------ Records shown ------

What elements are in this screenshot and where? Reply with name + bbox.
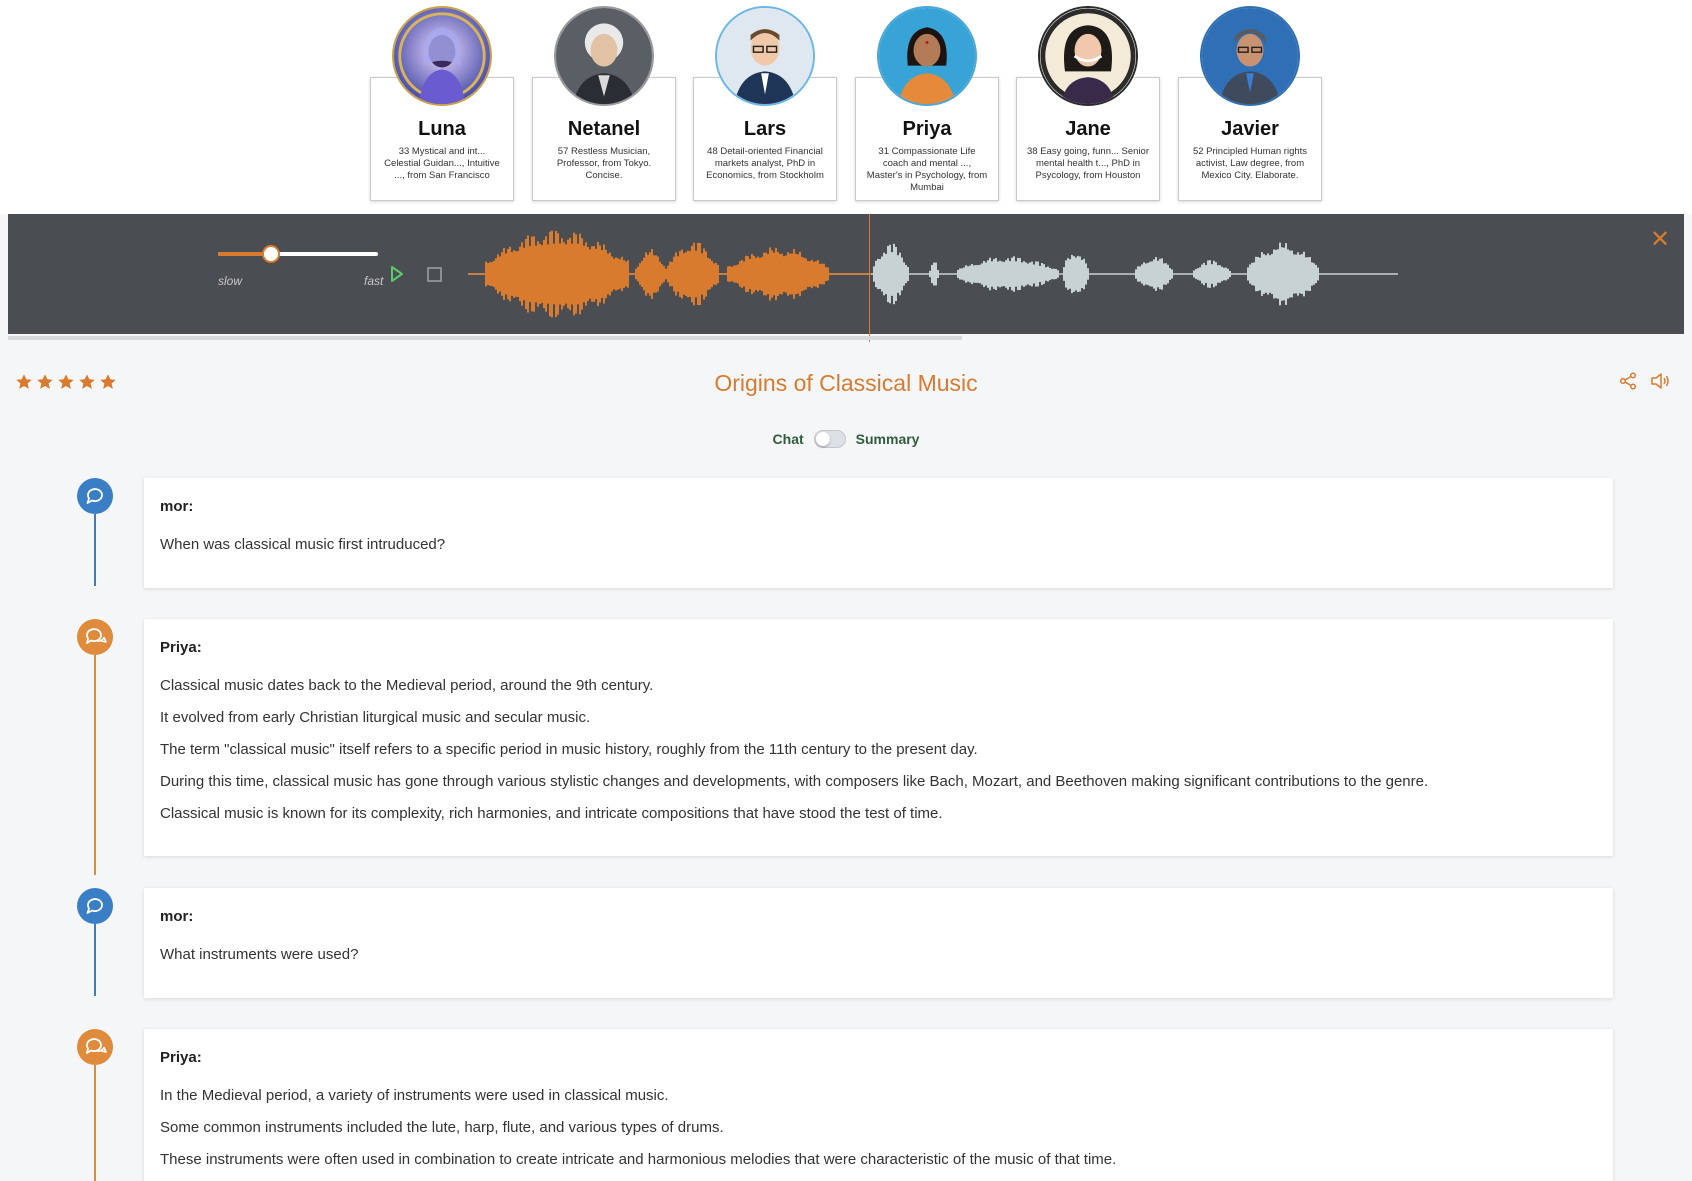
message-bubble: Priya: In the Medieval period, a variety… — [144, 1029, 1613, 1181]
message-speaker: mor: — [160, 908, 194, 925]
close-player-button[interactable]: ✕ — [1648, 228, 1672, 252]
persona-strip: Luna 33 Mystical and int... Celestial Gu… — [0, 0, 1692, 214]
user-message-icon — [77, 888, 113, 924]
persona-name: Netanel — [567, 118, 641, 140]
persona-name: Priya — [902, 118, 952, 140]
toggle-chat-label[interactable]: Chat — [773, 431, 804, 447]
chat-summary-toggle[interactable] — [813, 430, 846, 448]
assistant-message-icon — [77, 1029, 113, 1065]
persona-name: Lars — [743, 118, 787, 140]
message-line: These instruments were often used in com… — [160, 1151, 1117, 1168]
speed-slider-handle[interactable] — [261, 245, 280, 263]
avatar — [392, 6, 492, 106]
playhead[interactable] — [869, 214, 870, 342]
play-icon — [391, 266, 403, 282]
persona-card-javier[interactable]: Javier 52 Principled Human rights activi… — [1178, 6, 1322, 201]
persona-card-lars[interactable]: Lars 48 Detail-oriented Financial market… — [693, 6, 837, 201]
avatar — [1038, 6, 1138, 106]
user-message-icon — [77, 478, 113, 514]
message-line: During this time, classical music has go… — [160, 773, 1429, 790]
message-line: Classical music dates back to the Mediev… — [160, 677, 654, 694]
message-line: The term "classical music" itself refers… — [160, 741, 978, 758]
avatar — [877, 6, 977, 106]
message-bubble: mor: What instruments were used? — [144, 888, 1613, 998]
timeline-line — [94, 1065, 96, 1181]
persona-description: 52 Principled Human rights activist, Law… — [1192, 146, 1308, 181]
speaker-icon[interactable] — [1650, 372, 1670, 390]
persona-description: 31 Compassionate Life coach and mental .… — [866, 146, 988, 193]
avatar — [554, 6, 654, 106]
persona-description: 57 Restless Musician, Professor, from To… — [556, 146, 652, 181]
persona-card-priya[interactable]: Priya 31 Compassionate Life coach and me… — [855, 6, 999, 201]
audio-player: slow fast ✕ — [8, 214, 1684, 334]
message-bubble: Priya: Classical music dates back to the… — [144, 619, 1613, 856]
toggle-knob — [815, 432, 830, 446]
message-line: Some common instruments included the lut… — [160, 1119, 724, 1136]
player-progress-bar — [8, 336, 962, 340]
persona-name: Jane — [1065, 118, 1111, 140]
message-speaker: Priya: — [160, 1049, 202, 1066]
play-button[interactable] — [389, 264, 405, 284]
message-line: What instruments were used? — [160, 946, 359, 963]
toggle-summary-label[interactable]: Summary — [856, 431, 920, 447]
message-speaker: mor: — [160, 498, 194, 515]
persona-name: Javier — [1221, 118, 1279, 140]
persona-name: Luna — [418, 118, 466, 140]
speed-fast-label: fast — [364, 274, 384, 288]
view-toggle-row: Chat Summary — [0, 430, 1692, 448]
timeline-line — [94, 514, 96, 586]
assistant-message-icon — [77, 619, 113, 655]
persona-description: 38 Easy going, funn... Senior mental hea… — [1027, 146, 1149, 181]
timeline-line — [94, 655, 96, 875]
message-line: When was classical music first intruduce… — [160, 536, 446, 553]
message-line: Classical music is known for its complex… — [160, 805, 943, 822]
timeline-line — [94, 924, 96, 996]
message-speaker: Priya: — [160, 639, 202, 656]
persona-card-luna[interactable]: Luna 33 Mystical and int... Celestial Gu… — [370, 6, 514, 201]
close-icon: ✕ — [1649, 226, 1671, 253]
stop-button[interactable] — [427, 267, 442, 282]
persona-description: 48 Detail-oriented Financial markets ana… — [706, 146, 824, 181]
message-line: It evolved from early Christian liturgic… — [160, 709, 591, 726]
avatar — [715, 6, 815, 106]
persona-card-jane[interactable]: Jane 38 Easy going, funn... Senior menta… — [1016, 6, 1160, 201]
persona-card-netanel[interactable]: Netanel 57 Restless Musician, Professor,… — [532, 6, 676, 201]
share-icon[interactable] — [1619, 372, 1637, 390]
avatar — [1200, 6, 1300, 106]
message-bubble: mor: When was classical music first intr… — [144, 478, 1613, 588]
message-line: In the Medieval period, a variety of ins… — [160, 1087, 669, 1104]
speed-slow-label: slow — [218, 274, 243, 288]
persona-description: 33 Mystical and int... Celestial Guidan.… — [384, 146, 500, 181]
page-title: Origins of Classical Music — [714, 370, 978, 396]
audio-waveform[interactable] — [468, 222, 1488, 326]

------

Format every line of the records above as a JSON list of strings, with one string per line, skipping blank lines and leaving out the pictures.

[
  "What elements are in this screenshot and where? Reply with name + bbox.",
  "message-bubble: Priya: In the Medieval period, a variety… — [144, 1029, 1613, 1181]",
  "message-speaker: mor: — [160, 908, 194, 925]",
  "close-player-button[interactable]: ✕ — [1648, 228, 1672, 252]",
  "persona-strip: Luna 33 Mystical and int... Celestial Gu… — [0, 0, 1692, 214]",
  "user-message-icon — [77, 888, 113, 924]",
  "persona-name: Netanel — [567, 118, 641, 140]",
  "persona-name: Priya — [902, 118, 952, 140]",
  "toggle-chat-label[interactable]: Chat — [773, 431, 804, 447]",
  "chat-summary-toggle[interactable] — [813, 430, 846, 448]",
  "assistant-message-icon — [77, 1029, 113, 1065]",
  "persona-name: Lars — [743, 118, 787, 140]",
  "message-line: These instruments were often used in com… — [160, 1151, 1117, 1168]",
  "speed-slider-handle[interactable] — [261, 245, 280, 263]",
  "avatar — [392, 6, 492, 106]",
  "playhead[interactable] — [869, 214, 870, 342]",
  "play-icon — [391, 266, 403, 282]",
  "persona-card-javier[interactable]: Javier 52 Principled Human rights activi… — [1178, 6, 1322, 201]",
  "persona-card-lars[interactable]: Lars 48 Detail-oriented Financial market… — [693, 6, 837, 201]",
  "avatar — [1038, 6, 1138, 106]",
  "user-message-icon — [77, 478, 113, 514]",
  "message-line: During this time, classical music has go… — [160, 773, 1429, 790]",
  "message-line: Classical music dates back to the Mediev… — [160, 677, 654, 694]",
  "message-line: The term \"classical music\" itself refers… — [160, 741, 978, 758]",
  "avatar — [877, 6, 977, 106]",
  "message-bubble: mor: What instruments were used? — [144, 888, 1613, 998]",
  "timeline-line — [94, 1065, 96, 1181]",
  "persona-description: 52 Principled Human rights activist, Law… — [1192, 146, 1308, 181]",
  "speaker-icon[interactable] — [1650, 372, 1670, 390]",
  "persona-description: 31 Compassionate Life coach and mental .… — [866, 146, 988, 193]",
  "avatar — [554, 6, 654, 106]",
  "persona-description: 57 Restless Musician, Professor, from To… — [556, 146, 652, 181]",
  "persona-card-priya[interactable]: Priya 31 Compassionate Life coach and me… — [855, 6, 999, 201]",
  "audio-player: slow fast ✕ — [8, 214, 1684, 334]",
  "message-bubble: Priya: Classical music dates back to the… — [144, 619, 1613, 856]",
  "toggle-knob — [815, 432, 830, 446]",
  "message-line: Some common instruments included the lut… — [160, 1119, 724, 1136]",
  "player-progress-bar — [8, 336, 962, 340]",
  "persona-name: Jane — [1065, 118, 1111, 140]",
  "message-speaker: Priya: — [160, 1049, 202, 1066]",
  "play-button[interactable] — [389, 264, 405, 284]",
  "message-line: What instruments were used? — [160, 946, 359, 963]",
  "toggle-summary-label[interactable]: Summary — [856, 431, 920, 447]",
  "message-speaker: mor: — [160, 498, 194, 515]",
  "persona-name: Javier — [1221, 118, 1279, 140]",
  "persona-name: Luna — [418, 118, 466, 140]",
  "speed-fast-label: fast — [364, 274, 384, 288]",
  "view-toggle-row: Chat Summary — [0, 430, 1692, 448]",
  "timeline-line — [94, 514, 96, 586]",
  "assistant-message-icon — [77, 619, 113, 655]",
  "persona-description: 38 Easy going, funn... Senior mental hea… — [1027, 146, 1149, 181]",
  "timeline-line — [94, 655, 96, 875]",
  "message-line: When was classical music first intruduce… — [160, 536, 446, 553]",
  "message-line: Classical music is known for its complex… — [160, 805, 943, 822]",
  "timeline-line — [94, 924, 96, 996]",
  "message-speaker: Priya: — [160, 639, 202, 656]",
  "persona-card-luna[interactable]: Luna 33 Mystical and int... Celestial Gu… — [370, 6, 514, 201]",
  "close-icon: ✕ — [1649, 226, 1671, 253]",
  "stop-button[interactable] — [427, 267, 442, 282]",
  "persona-description: 48 Detail-oriented Financial markets ana… — [706, 146, 824, 181]",
  "message-line: It evolved from early Christian liturgic… — [160, 709, 591, 726]",
  "avatar — [715, 6, 815, 106]",
  "persona-card-jane[interactable]: Jane 38 Easy going, funn... Senior menta… — [1016, 6, 1160, 201]",
  "persona-card-netanel[interactable]: Netanel 57 Restless Musician, Professor,… — [532, 6, 676, 201]",
  "share-icon[interactable] — [1619, 372, 1637, 390]",
  "avatar — [1200, 6, 1300, 106]",
  "message-bubble: mor: When was classical music first intr… — [144, 478, 1613, 588]",
  "message-line: In the Medieval period, a variety of ins… — [160, 1087, 669, 1104]",
  "speed-slow-label: slow — [218, 274, 243, 288]",
  "persona-description: 33 Mystical and int... Celestial Guidan.… — [384, 146, 500, 181]",
  "page-title: Origins of Classical Music — [714, 370, 978, 396]",
  "audio-waveform[interactable] — [468, 222, 1488, 326]"
]